### Task
Scan the records below. List lines holding "with".

### Supplied records
····················

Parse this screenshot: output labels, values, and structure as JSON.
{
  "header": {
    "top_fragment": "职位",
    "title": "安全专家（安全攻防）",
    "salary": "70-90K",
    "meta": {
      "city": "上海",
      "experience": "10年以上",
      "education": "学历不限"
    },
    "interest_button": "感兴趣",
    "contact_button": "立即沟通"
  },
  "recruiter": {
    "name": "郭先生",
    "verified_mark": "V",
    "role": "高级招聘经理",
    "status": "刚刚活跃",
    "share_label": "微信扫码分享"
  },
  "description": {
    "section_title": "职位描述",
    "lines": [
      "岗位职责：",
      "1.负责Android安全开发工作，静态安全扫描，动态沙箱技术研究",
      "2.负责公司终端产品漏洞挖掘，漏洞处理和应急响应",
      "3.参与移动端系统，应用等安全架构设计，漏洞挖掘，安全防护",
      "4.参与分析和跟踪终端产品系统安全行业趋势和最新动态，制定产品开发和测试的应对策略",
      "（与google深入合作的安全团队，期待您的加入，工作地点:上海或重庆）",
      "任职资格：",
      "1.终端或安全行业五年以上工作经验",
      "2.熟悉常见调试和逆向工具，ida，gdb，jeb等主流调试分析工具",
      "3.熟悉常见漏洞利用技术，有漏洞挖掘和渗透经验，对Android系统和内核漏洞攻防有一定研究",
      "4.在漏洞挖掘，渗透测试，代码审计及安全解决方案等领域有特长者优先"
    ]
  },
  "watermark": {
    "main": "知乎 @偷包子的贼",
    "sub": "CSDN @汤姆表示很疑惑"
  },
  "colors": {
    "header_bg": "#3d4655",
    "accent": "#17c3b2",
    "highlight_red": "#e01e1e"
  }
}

····················

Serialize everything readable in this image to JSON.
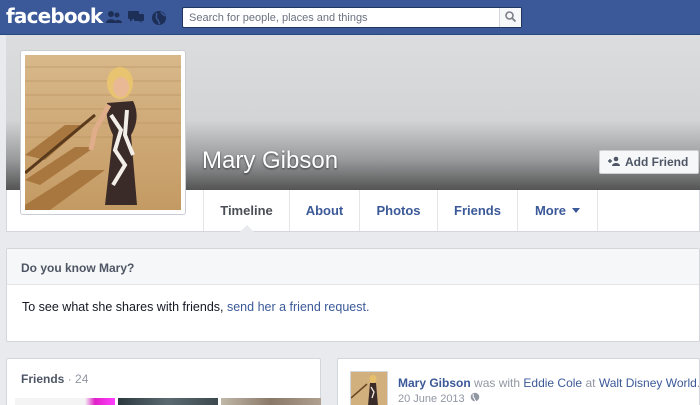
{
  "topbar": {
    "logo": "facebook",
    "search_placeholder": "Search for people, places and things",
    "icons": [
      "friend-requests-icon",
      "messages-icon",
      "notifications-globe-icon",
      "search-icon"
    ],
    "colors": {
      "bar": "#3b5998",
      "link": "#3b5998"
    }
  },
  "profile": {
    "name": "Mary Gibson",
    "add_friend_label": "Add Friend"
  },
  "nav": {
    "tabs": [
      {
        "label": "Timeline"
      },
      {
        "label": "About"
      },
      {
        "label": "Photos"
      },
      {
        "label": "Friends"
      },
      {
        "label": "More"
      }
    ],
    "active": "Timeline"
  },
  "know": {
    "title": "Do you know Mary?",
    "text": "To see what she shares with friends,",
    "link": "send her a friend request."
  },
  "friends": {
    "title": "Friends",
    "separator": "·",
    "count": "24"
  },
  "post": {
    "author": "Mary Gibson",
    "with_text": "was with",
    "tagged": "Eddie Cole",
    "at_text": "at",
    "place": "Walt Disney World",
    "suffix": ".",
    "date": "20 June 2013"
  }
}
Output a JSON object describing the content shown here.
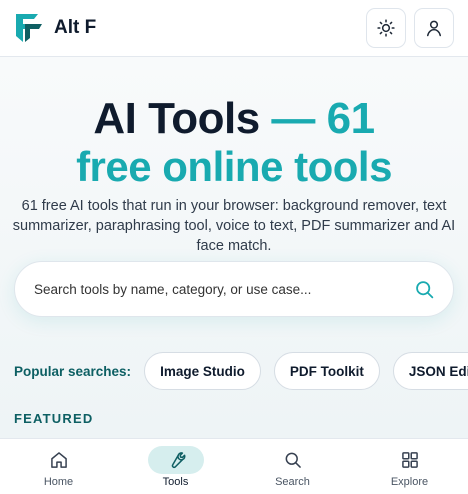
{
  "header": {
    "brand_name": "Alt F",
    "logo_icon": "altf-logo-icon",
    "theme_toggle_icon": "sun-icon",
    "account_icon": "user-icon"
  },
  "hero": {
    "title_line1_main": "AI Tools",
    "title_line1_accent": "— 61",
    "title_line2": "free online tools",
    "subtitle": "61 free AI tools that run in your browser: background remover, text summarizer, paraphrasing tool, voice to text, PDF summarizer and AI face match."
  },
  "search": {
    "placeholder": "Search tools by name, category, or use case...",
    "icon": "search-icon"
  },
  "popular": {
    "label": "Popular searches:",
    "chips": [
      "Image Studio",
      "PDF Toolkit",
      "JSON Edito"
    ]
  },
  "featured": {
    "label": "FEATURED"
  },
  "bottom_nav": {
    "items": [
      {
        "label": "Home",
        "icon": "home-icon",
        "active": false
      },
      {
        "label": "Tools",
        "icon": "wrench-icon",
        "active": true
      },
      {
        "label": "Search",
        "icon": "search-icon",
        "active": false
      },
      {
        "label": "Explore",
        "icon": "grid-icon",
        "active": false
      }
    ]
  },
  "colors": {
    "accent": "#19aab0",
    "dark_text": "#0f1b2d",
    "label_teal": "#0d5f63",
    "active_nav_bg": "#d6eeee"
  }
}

····················

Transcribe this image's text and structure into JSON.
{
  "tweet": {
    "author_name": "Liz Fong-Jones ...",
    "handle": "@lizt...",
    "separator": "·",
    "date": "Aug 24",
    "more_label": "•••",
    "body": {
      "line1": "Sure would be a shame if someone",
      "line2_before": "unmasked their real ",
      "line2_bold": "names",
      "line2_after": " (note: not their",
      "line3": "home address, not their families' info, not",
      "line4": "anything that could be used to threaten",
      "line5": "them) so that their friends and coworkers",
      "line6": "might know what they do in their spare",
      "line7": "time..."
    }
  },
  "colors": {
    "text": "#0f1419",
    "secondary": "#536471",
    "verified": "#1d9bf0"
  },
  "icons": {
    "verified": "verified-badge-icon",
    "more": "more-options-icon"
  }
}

····················

### Completed task
    "text": "To see what she shares with friends,",
    "with_text": "was with",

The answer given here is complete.